TASK PROMPT ▸ Format the lines in the entries below as a JSON list of strings, one string per line and blank lines omitted. Start with the line that contains "testbench-checkbox[interactable]: ✔ bbox=[37, 448, 55, 466]" and go on through the line that contains "154, 194, 198]".

-- Begin DATA SUPPLIED --

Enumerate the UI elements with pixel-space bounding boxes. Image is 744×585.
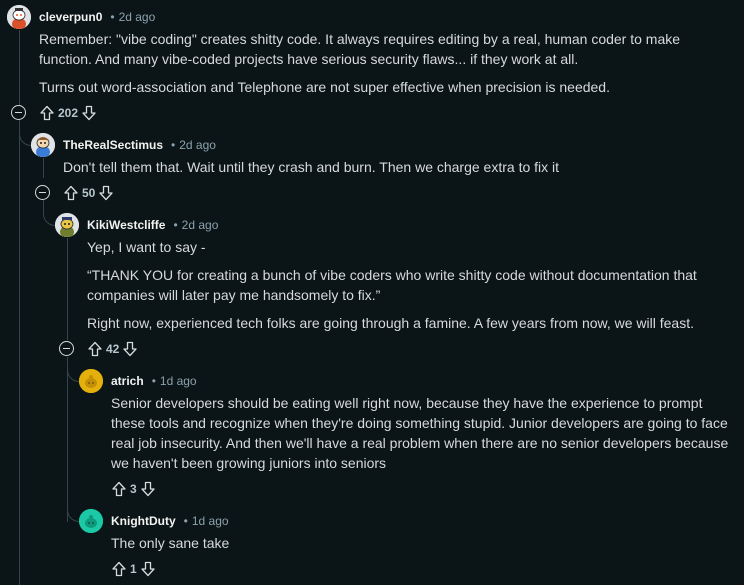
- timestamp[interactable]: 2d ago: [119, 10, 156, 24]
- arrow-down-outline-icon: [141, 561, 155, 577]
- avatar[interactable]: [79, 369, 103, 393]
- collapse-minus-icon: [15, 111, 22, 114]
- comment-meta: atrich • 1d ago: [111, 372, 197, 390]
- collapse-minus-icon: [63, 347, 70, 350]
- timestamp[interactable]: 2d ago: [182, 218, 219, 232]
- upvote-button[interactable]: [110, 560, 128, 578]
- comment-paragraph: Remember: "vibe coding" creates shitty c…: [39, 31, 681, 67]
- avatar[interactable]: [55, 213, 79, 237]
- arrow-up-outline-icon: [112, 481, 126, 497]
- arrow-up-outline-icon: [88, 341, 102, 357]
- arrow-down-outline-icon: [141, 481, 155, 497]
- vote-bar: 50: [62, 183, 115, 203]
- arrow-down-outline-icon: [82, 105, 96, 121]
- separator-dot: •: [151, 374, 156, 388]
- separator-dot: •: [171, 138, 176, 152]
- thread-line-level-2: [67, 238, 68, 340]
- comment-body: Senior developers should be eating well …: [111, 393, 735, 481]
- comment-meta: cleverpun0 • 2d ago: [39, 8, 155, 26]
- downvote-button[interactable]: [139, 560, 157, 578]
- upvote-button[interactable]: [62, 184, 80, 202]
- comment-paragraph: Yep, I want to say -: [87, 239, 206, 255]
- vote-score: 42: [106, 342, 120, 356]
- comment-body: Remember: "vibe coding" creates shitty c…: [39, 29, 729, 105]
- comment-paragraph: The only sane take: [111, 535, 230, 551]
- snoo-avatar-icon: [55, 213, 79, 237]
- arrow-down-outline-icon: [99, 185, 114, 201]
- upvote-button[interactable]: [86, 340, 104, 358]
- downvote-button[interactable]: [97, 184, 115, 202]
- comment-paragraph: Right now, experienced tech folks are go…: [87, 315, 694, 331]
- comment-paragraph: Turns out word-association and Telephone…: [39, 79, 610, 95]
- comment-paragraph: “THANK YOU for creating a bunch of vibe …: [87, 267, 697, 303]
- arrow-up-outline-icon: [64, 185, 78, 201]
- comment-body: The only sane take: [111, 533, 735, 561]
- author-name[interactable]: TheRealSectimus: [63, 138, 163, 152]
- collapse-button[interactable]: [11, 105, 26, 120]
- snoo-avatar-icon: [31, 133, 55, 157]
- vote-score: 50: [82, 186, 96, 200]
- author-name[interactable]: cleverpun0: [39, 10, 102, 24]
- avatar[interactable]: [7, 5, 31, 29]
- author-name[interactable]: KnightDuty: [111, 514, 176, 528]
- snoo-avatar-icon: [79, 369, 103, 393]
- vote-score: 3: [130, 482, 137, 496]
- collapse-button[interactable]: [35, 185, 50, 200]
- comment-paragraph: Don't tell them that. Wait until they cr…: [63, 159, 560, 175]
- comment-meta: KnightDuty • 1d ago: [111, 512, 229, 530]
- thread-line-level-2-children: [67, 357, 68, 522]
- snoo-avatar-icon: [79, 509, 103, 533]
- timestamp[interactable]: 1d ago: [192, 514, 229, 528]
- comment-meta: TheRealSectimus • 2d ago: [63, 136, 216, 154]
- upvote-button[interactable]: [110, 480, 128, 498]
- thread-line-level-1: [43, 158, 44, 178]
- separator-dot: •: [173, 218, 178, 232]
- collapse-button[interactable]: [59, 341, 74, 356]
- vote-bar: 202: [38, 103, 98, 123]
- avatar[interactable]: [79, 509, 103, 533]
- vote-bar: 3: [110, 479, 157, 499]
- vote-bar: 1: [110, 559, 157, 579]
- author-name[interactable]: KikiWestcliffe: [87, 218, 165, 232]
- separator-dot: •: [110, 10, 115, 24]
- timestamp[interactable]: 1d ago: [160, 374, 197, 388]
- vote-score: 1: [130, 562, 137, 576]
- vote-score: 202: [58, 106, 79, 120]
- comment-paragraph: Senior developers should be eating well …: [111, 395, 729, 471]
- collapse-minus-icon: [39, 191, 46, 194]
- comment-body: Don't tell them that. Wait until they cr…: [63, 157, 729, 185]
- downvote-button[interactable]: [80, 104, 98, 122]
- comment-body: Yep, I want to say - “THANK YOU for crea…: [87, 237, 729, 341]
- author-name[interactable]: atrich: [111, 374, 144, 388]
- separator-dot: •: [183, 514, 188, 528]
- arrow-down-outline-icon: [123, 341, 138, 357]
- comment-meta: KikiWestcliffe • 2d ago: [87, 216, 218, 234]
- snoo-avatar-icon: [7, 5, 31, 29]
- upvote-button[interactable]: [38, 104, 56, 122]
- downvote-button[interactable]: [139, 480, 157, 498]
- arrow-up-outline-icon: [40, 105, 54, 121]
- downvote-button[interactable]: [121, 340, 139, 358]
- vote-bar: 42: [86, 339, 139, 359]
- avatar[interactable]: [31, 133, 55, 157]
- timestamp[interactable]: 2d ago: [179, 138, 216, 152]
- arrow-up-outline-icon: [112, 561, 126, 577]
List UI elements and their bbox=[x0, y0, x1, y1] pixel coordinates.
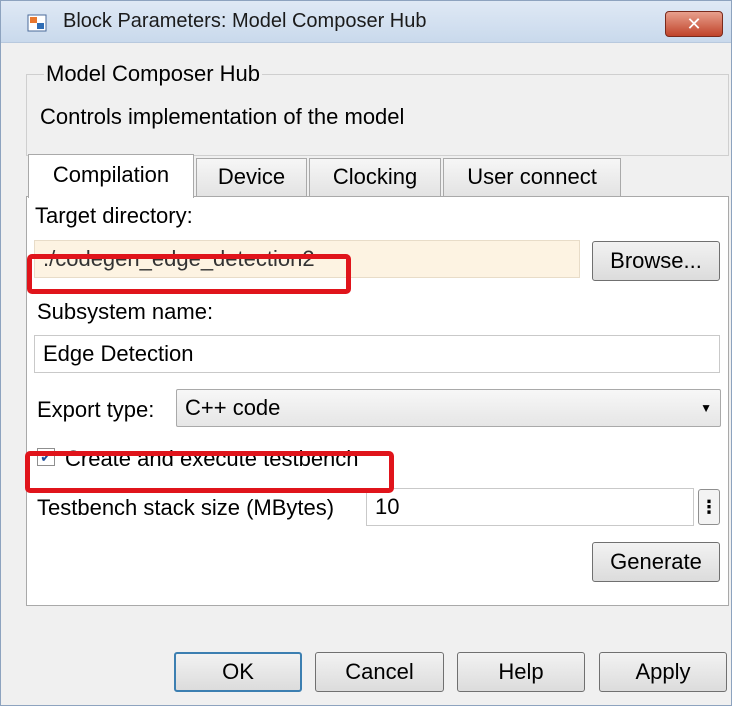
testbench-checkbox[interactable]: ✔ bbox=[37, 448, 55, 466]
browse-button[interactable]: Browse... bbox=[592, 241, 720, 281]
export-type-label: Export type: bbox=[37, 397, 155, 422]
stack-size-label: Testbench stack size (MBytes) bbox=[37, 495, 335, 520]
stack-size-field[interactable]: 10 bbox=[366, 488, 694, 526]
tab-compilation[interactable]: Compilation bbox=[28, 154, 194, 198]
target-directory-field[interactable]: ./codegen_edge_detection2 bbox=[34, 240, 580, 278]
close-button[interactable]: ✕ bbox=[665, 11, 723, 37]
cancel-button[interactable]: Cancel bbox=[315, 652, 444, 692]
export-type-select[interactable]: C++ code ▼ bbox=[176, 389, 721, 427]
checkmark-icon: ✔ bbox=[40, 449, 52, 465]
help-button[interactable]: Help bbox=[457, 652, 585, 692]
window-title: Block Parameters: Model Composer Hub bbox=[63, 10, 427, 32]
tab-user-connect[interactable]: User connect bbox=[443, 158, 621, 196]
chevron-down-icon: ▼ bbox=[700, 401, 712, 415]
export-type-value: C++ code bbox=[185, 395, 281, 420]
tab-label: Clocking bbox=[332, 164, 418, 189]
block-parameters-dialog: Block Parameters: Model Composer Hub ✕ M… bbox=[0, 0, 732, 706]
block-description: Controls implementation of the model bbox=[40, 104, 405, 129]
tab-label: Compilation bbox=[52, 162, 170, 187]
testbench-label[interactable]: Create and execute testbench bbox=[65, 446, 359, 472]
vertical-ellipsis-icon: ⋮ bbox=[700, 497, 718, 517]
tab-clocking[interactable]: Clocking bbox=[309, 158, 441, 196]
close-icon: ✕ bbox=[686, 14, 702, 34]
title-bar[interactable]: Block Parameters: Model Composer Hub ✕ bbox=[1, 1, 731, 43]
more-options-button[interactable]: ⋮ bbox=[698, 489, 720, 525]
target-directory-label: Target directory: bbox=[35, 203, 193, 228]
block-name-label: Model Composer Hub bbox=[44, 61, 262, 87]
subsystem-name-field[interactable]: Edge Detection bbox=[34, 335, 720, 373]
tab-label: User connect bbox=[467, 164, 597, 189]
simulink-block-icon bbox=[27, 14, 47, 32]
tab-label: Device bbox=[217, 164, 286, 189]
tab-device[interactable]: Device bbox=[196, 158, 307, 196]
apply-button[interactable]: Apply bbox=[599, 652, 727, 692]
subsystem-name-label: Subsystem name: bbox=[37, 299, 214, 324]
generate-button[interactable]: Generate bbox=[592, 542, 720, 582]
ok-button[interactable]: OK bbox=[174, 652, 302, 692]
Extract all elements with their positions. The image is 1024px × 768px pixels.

-- End DATA SUPPLIED --

EXERCISE SOLUTION ▸
[
  "testbench-checkbox[interactable]: ✔ bbox=[37, 448, 55, 466]",
  "browse-button[interactable]: Browse... bbox=[592, 241, 720, 281]",
  "export-type-label: Export type: bbox=[37, 397, 155, 422]",
  "stack-size-label: Testbench stack size (MBytes) bbox=[37, 495, 335, 520]",
  "stack-size-field[interactable]: 10 bbox=[366, 488, 694, 526]",
  "tab-compilation[interactable]: Compilation bbox=[28, 154, 194, 198]"
]